-- What needs to be done --
Your task is to retype each line of the data below exactly.

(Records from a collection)
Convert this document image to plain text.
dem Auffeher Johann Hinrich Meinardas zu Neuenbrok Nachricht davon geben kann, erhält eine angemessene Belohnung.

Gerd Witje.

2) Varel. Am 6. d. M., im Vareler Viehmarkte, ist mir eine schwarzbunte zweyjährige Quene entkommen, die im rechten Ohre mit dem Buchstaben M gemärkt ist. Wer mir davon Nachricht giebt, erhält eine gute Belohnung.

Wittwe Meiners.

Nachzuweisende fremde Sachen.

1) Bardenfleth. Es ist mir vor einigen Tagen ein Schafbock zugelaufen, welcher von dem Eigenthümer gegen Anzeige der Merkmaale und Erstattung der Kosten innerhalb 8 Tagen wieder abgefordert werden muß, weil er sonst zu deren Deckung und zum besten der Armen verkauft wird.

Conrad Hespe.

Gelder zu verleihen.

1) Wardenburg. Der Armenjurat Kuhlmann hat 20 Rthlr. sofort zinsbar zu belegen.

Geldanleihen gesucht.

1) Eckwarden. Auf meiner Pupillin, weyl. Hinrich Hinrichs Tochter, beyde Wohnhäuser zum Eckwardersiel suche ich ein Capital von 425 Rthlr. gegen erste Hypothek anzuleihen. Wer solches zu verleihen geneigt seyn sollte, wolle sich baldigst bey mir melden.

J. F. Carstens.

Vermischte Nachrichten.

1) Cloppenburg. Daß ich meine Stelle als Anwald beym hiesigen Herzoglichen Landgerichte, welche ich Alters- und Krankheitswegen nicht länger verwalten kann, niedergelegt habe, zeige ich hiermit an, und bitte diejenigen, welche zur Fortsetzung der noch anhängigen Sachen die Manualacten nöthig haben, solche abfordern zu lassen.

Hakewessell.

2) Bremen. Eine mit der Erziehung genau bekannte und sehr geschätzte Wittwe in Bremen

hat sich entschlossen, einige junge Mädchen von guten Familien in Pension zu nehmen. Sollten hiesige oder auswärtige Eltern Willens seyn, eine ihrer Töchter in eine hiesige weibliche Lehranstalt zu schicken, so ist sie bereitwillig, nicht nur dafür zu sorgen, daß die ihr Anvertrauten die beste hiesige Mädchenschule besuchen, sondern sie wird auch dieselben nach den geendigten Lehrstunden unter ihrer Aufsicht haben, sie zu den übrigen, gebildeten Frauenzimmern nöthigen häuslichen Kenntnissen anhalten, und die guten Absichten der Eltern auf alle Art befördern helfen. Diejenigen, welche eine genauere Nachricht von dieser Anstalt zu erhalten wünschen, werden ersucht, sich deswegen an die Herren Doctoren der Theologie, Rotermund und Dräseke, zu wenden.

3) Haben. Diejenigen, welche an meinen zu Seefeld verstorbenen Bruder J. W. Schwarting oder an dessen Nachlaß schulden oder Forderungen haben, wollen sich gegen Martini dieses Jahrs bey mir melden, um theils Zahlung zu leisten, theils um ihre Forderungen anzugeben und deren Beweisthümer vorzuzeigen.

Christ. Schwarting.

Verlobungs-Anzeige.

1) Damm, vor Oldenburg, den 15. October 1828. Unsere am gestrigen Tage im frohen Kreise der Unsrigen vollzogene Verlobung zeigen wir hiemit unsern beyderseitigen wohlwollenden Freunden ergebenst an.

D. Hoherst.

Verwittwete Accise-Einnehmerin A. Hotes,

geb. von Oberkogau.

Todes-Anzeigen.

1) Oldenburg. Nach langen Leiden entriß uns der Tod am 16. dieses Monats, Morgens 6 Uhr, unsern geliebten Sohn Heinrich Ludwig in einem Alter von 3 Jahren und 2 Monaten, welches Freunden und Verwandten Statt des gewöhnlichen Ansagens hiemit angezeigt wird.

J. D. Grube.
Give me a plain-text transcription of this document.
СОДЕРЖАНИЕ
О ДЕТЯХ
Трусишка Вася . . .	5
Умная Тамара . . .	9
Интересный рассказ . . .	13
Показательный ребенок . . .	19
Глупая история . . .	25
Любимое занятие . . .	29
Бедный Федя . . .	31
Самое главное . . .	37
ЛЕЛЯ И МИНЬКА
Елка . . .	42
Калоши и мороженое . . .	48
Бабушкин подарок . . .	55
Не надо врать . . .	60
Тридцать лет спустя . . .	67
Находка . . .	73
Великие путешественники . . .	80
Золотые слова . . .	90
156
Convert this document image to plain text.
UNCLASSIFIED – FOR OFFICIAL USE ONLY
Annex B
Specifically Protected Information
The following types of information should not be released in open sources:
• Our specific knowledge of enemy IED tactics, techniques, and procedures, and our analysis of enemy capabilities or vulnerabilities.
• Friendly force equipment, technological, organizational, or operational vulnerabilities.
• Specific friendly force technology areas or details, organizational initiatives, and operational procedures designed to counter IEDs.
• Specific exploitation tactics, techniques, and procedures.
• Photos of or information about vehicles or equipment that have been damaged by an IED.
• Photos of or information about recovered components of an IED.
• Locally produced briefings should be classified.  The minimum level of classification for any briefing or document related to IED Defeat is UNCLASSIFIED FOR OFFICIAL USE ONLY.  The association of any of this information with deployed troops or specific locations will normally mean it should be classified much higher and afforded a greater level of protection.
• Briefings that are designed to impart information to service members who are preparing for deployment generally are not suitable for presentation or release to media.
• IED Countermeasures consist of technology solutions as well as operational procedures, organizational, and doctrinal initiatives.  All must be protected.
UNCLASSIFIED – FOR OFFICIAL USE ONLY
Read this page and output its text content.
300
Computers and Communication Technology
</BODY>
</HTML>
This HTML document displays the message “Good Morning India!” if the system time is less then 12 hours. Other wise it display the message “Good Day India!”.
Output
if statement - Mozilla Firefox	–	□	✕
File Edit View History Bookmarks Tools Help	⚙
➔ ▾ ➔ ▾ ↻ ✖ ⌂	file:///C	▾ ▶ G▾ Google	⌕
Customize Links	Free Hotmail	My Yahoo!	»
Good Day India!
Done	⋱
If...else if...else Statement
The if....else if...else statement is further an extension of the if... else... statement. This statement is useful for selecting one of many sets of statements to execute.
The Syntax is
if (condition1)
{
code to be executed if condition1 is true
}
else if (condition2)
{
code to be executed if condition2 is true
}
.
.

-- Full response --
Convert this document image to plain text.
dem Auffeher Johann Hinrich Meinardas zu Neuenbrok Nachricht davon geben kann, erhält eine angemessene Belohnung.

Gerd Witje.

2) Varel. Am 6. d. M., im Vareler Viehmarkte, ist mir eine schwarzbunte zweyjährige Quene entkommen, die im rechten Ohre mit dem Buchstaben M gemärkt ist. Wer mir davon Nachricht giebt, erhält eine gute Belohnung.

Wittwe Meiners.

Nachzuweisende fremde Sachen.

1) Bardenfleth. Es ist mir vor einigen Tagen ein Schafbock zugelaufen, welcher von dem Eigenthümer gegen Anzeige der Merkmaale und Erstattung der Kosten innerhalb 8 Tagen wieder abgefordert werden muß, weil er sonst zu deren Deckung und zum besten der Armen verkauft wird.

Conrad Hespe.

Gelder zu verleihen.

1) Wardenburg. Der Armenjurat Kuhlmann hat 20 Rthlr. sofort zinsbar zu belegen.

Geldanleihen gesucht.

1) Eckwarden. Auf meiner Pupillin, weyl. Hinrich Hinrichs Tochter, beyde Wohnhäuser zum Eckwardersiel suche ich ein Capital von 425 Rthlr. gegen erste Hypothek anzuleihen. Wer solches zu verleihen geneigt seyn sollte, wolle sich baldigst bey mir melden.

J. F. Carstens.

Vermischte Nachrichten.

1) Cloppenburg. Daß ich meine Stelle als Anwald beym hiesigen Herzoglichen Landgerichte, welche ich Alters- und Krankheitswegen nicht länger verwalten kann, niedergelegt habe, zeige ich hiermit an, und bitte diejenigen, welche zur Fortsetzung der noch anhängigen Sachen die Manualacten nöthig haben, solche abfordern zu lassen.

Hakewessell.

2) Bremen. Eine mit der Erziehung genau bekannte und sehr geschätzte Wittwe in Bremen

hat sich entschlossen, einige junge Mädchen von guten Familien in Pension zu nehmen. Sollten hiesige oder auswärtige Eltern Willens seyn, eine ihrer Töchter in eine hiesige weibliche Lehranstalt zu schicken, so ist sie bereitwillig, nicht nur dafür zu sorgen, daß die ihr Anvertrauten die beste hiesige Mädchenschule besuchen, sondern sie wird auch dieselben nach den geendigten Lehrstunden unter ihrer Aufsicht haben, sie zu den übrigen, gebildeten Frauenzimmern nöthigen häuslichen Kenntnissen anhalten, und die guten Absichten der Eltern auf alle Art befördern helfen. Diejenigen, welche eine genauere Nachricht von dieser Anstalt zu erhalten wünschen, werden ersucht, sich deswegen an die Herren Doctoren der Theologie, Rotermund und Dräseke, zu wenden.

3) Haben. Diejenigen, welche an meinen zu Seefeld verstorbenen Bruder J. W. Schwarting oder an dessen Nachlaß schulden oder Forderungen haben, wollen sich gegen Martini dieses Jahrs bey mir melden, um theils Zahlung zu leisten, theils um ihre Forderungen anzugeben und deren Beweisthümer vorzuzeigen.

Christ. Schwarting.

Verlobungs-Anzeige.

1) Damm, vor Oldenburg, den 15. October 1828. Unsere am gestrigen Tage im frohen Kreise der Unsrigen vollzogene Verlobung zeigen wir hiemit unsern beyderseitigen wohlwollenden Freunden ergebenst an.

D. Hoherst.

Verwittwete Accise-Einnehmerin A. Hotes,

geb. von Oberkogau.

Todes-Anzeigen.

1) Oldenburg. Nach langen Leiden entriß uns der Tod am 16. dieses Monats, Morgens 6 Uhr, unsern geliebten Sohn Heinrich Ludwig in einem Alter von 3 Jahren und 2 Monaten, welches Freunden und Verwandten Statt des gewöhnlichen Ansagens hiemit angezeigt wird.

J. D. Grube.
Give me a plain-text transcription of this document.
СОДЕРЖАНИЕ
О ДЕТЯХ
Трусишка Вася . . .	5
Умная Тамара . . .	9
Интересный рассказ . . .	13
Показательный ребенок . . .	19
Глупая история . . .	25
Любимое занятие . . .	29
Бедный Федя . . .	31
Самое главное . . .	37
ЛЕЛЯ И МИНЬКА
Елка . . .	42
Калоши и мороженое . . .	48
Бабушкин подарок . . .	55
Не надо врать . . .	60
Тридцать лет спустя . . .	67
Находка . . .	73
Великие путешественники . . .	80
Золотые слова . . .	90
156
Convert this document image to plain text.
UNCLASSIFIED – FOR OFFICIAL USE ONLY
Annex B
Specifically Protected Information
The following types of information should not be released in open sources:
• Our specific knowledge of enemy IED tactics, techniques, and procedures, and our analysis of enemy capabilities or vulnerabilities.
• Friendly force equipment, technological, organizational, or operational vulnerabilities.
• Specific friendly force technology areas or details, organizational initiatives, and operational procedures designed to counter IEDs.
• Specific exploitation tactics, techniques, and procedures.
• Photos of or information about vehicles or equipment that have been damaged by an IED.
• Photos of or information about recovered components of an IED.
• Locally produced briefings should be classified.  The minimum level of classification for any briefing or document related to IED Defeat is UNCLASSIFIED FOR OFFICIAL USE ONLY.  The association of any of this information with deployed troops or specific locations will normally mean it should be classified much higher and afforded a greater level of protection.
• Briefings that are designed to impart information to service members who are preparing for deployment generally are not suitable for presentation or release to media.
• IED Countermeasures consist of technology solutions as well as operational procedures, organizational, and doctrinal initiatives.  All must be protected.
UNCLASSIFIED – FOR OFFICIAL USE ONLY
Read this page and output its text content.
300
Computers and Communication Technology
</BODY>
</HTML>
This HTML document displays the message “Good Morning India!” if the system time is less then 12 hours. Other wise it display the message “Good Day India!”.
Output
if statement - Mozilla Firefox	–	□	✕
File Edit View History Bookmarks Tools Help	⚙
➔ ▾ ➔ ▾ ↻ ✖ ⌂	file:///C	▾ ▶ G▾ Google	⌕
Customize Links	Free Hotmail	My Yahoo!	»
Good Day India!
Done	⋱
If...else if...else Statement
The if....else if...else statement is further an extension of the if... else... statement. This statement is useful for selecting one of many sets of statements to execute.
The Syntax is
if (condition1)
{
code to be executed if condition1 is true
}
else if (condition2)
{
code to be executed if condition2 is true
}
.
.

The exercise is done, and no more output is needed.